The task: Where a line below holds the string "this", copy that line.

Supplied records:
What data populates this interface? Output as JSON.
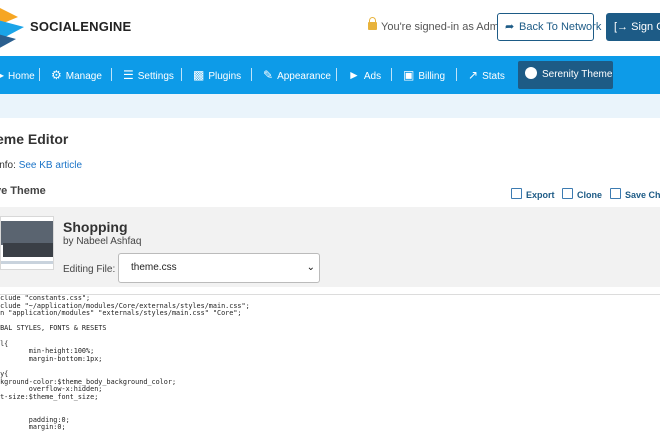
{
  "header": {
    "brand": "SOCIALENGINE",
    "signed_in": "You're signed-in as Admin",
    "back_button": "Back To Network",
    "signout_button": "Sign Ou"
  },
  "nav": {
    "items": [
      {
        "label": "Home",
        "icon": "home-icon"
      },
      {
        "label": "Manage",
        "icon": "cogs-icon"
      },
      {
        "label": "Settings",
        "icon": "sliders-icon"
      },
      {
        "label": "Plugins",
        "icon": "puzzle-icon"
      },
      {
        "label": "Appearance",
        "icon": "brush-icon"
      },
      {
        "label": "Ads",
        "icon": "megaphone-icon"
      },
      {
        "label": "Billing",
        "icon": "money-icon"
      },
      {
        "label": "Stats",
        "icon": "chart-icon"
      }
    ],
    "active": {
      "label": "Serenity Theme",
      "icon": "dashboard-icon"
    }
  },
  "page": {
    "title": "eme Editor",
    "info_prefix": "info: ",
    "info_link": "See KB article",
    "active_theme": "ve Theme",
    "actions": {
      "export": "Export",
      "clone": "Clone",
      "save": "Save Chan"
    }
  },
  "theme": {
    "name": "Shopping",
    "author": "by Nabeel Ashfaq",
    "editing_label": "Editing File:",
    "file_selected": "theme.css"
  },
  "code": "nclude \"constants.css\";\nnclude \"~/application/modules/Core/externals/styles/main.css\";\nan \"application/modules\" \"externals/styles/main.css\" \"Core\";\n\nOBAL STYLES, FONTS & RESETS\n\nml{\n        min-height:100%;\n        margin-bottom:1px;\n\ndy{\nckground-color:$theme_body_background_color;\n        overflow-x:hidden;\nnt-size:$theme_font_size;\n\n\n        padding:0;\n        margin:0;"
}
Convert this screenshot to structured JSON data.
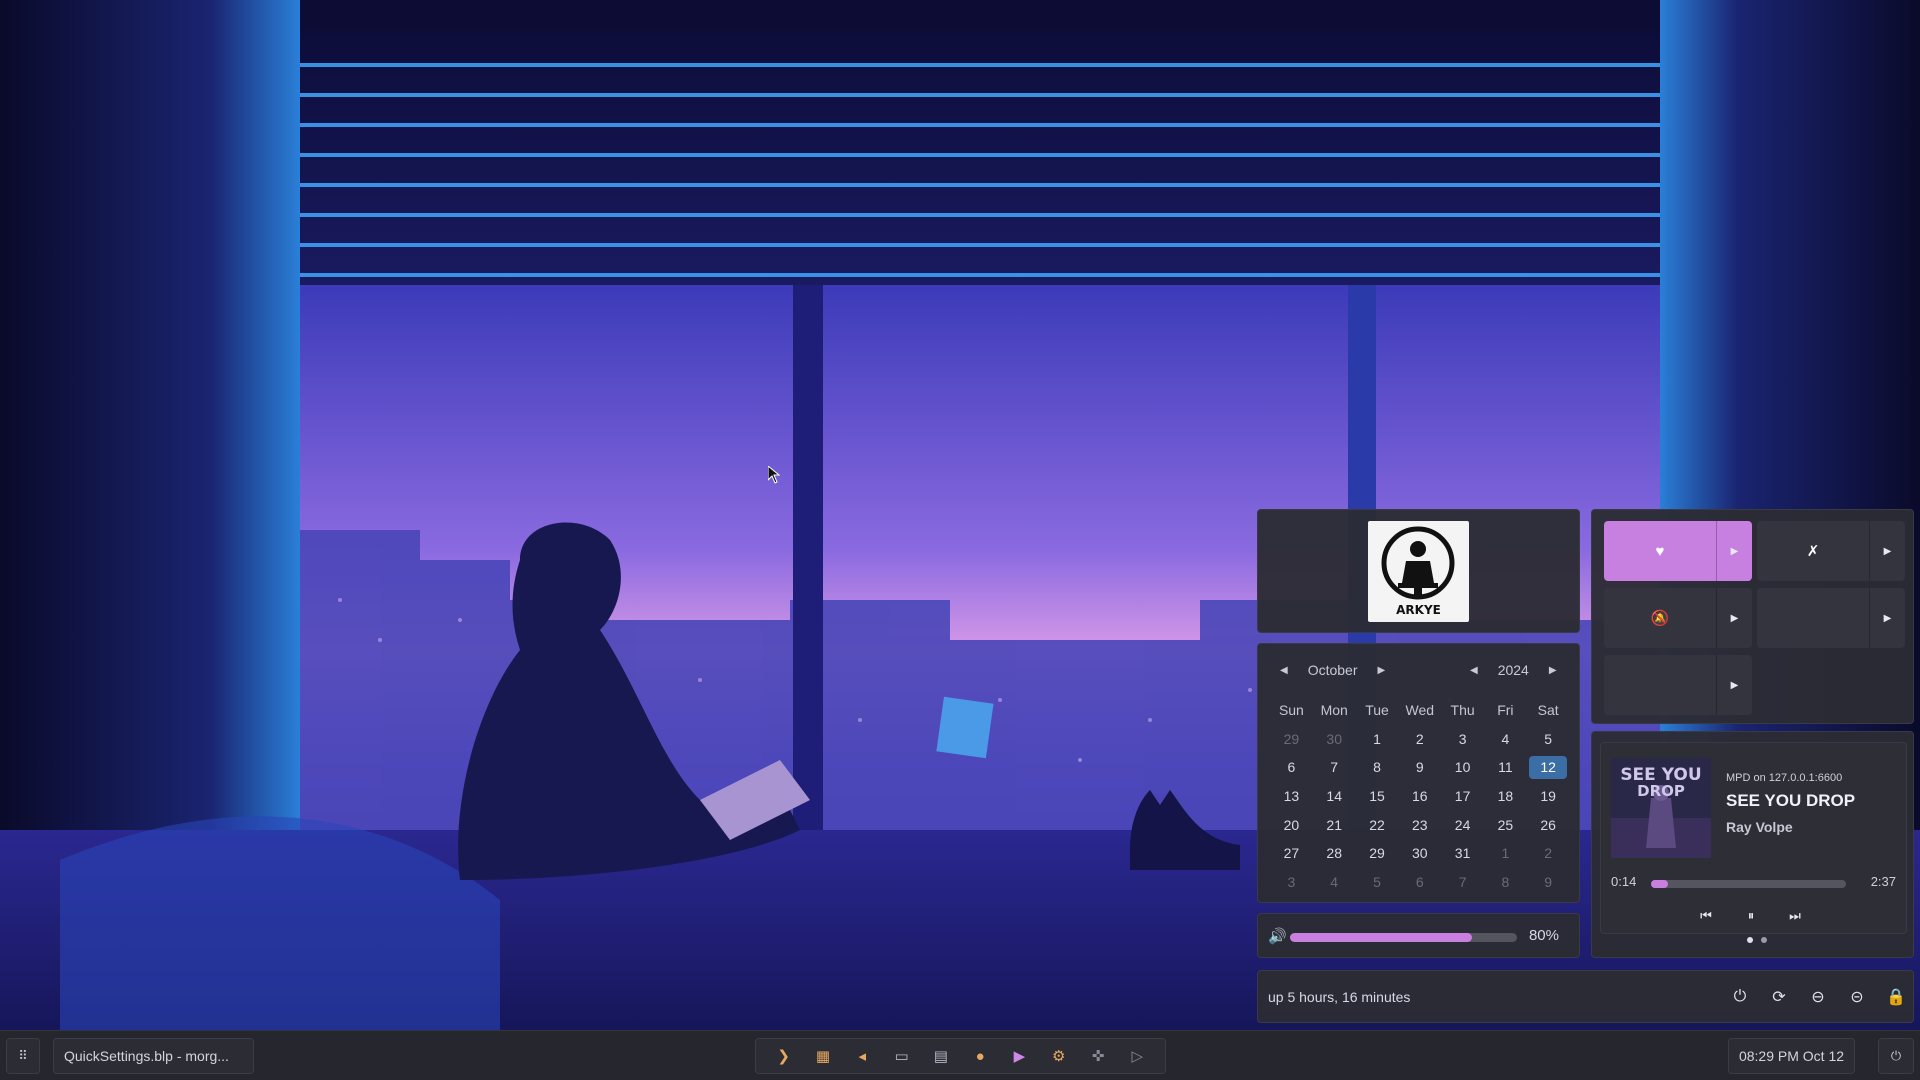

Exercise response:
What data populates this interface? Output as JSON.
Convert this screenshot to structured JSON data.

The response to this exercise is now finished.